## Work to complete
Single out each line with the word "structures" and copy it.
-- start --
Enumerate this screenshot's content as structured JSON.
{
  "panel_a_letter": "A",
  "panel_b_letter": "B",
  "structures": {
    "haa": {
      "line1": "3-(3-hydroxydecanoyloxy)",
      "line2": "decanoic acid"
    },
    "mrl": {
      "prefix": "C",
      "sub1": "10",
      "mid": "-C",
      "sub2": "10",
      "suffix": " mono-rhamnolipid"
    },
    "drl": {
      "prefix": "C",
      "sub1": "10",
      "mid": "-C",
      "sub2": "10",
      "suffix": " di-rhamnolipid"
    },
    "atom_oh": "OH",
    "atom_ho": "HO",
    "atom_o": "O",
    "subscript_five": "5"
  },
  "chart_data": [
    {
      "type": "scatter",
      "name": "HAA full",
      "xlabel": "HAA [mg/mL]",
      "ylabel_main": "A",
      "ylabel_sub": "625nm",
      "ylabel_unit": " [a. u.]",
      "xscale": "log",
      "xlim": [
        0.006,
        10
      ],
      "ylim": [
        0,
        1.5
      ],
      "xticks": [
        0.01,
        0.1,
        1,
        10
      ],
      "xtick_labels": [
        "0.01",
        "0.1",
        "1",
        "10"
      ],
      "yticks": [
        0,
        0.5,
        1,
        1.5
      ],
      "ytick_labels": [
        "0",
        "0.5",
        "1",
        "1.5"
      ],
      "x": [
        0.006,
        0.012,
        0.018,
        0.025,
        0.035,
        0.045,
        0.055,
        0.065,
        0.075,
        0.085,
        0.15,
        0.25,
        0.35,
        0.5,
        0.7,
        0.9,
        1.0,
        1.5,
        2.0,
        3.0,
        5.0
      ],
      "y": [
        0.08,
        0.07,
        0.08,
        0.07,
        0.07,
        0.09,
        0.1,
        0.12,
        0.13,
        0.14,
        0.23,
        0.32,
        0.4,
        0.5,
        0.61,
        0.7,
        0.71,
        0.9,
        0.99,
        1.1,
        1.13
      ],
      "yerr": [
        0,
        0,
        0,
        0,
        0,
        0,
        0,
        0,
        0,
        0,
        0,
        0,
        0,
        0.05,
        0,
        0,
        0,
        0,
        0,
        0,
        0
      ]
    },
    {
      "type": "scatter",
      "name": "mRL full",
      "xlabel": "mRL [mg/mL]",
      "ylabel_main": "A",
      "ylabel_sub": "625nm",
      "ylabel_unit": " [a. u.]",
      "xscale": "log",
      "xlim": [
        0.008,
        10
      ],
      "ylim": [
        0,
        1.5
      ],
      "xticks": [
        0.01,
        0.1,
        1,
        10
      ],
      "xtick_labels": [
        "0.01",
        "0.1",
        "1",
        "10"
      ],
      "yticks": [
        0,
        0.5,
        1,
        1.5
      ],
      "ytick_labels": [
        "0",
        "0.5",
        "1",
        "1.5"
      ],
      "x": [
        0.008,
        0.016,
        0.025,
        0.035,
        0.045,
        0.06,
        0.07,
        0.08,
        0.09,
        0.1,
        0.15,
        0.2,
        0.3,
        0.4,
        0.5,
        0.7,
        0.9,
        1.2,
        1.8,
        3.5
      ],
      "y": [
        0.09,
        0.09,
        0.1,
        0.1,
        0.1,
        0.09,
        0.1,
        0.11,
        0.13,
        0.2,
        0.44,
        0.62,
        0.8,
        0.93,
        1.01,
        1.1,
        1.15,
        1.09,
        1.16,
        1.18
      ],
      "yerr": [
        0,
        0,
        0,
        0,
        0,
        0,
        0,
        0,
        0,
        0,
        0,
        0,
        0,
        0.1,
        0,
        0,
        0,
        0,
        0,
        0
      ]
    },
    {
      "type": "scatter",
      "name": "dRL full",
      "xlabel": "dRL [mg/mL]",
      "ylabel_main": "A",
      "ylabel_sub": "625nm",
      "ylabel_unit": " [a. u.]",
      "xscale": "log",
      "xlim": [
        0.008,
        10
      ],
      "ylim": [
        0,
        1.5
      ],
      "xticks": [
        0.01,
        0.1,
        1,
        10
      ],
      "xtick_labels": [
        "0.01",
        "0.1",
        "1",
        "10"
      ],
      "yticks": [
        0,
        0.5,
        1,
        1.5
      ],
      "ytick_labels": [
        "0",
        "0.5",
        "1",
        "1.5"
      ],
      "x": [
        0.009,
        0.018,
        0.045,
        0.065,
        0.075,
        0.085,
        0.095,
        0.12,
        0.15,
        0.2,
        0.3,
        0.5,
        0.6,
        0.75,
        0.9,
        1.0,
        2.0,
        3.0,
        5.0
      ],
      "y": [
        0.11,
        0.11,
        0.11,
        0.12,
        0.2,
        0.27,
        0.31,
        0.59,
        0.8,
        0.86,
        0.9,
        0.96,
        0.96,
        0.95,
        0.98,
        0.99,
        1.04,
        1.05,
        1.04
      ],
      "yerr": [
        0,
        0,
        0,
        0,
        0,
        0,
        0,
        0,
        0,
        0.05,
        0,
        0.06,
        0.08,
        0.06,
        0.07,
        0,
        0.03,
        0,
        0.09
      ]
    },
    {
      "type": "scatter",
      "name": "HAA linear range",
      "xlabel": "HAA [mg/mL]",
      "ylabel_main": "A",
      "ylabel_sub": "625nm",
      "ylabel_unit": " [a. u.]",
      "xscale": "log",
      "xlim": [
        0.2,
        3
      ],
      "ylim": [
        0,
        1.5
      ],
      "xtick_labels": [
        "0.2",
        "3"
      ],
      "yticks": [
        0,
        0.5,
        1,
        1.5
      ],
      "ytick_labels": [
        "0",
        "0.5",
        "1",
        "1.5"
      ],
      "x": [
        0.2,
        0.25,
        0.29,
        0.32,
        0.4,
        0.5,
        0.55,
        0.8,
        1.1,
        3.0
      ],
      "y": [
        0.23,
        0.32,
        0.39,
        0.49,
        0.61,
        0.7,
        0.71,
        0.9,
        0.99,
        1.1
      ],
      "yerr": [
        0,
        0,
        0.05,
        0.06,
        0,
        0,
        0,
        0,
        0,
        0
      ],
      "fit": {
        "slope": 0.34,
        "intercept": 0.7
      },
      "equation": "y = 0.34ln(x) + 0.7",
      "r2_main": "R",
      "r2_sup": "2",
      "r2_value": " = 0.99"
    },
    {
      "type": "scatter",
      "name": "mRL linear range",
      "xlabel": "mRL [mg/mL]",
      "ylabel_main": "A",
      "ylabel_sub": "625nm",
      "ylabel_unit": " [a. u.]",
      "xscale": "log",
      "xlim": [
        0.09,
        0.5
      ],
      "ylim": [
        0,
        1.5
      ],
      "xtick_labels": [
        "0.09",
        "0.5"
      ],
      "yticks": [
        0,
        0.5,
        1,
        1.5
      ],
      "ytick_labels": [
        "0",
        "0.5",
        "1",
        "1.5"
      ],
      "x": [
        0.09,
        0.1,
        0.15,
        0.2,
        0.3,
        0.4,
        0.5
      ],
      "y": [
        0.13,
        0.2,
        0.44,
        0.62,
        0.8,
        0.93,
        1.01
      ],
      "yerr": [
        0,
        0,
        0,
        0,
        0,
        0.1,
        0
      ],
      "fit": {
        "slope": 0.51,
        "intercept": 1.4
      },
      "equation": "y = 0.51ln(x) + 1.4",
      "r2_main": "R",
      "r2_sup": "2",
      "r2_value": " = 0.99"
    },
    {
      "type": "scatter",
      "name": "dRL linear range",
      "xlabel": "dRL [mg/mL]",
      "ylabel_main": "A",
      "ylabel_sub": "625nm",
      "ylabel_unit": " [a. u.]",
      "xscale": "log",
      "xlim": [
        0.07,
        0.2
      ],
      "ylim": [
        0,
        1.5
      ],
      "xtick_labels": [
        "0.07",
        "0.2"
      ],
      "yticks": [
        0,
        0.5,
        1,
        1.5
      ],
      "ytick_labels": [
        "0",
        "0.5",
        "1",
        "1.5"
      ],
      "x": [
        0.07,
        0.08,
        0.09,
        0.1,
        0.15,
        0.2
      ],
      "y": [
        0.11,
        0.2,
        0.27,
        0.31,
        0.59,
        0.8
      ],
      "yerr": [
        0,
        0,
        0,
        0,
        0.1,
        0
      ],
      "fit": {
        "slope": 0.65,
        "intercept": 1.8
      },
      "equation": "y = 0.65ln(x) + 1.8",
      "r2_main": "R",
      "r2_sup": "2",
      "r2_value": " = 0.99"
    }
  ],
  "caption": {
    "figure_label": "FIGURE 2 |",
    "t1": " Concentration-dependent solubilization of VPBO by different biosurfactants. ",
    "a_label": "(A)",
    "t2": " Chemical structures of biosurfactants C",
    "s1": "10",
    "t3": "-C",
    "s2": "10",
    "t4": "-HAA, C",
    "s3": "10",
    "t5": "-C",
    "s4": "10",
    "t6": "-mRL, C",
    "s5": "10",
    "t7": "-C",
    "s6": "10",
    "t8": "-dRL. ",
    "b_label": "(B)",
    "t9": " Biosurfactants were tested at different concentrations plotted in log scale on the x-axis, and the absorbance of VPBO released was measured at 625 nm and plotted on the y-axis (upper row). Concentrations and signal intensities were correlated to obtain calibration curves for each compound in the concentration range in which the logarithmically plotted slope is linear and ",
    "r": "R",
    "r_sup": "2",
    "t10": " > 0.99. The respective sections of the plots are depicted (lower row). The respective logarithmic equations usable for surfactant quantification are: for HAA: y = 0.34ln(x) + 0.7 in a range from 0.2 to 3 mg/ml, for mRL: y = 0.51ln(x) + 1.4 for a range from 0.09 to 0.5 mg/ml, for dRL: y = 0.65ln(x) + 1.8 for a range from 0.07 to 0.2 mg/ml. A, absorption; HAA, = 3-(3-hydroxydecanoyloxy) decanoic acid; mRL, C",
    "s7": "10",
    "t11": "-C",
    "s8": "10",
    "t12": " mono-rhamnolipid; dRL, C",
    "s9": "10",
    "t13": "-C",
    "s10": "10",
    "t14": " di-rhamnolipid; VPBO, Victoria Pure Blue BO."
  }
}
-- end --
## Response to the task
  "structures": {
    "t2": " Chemical structures of biosurfactants C",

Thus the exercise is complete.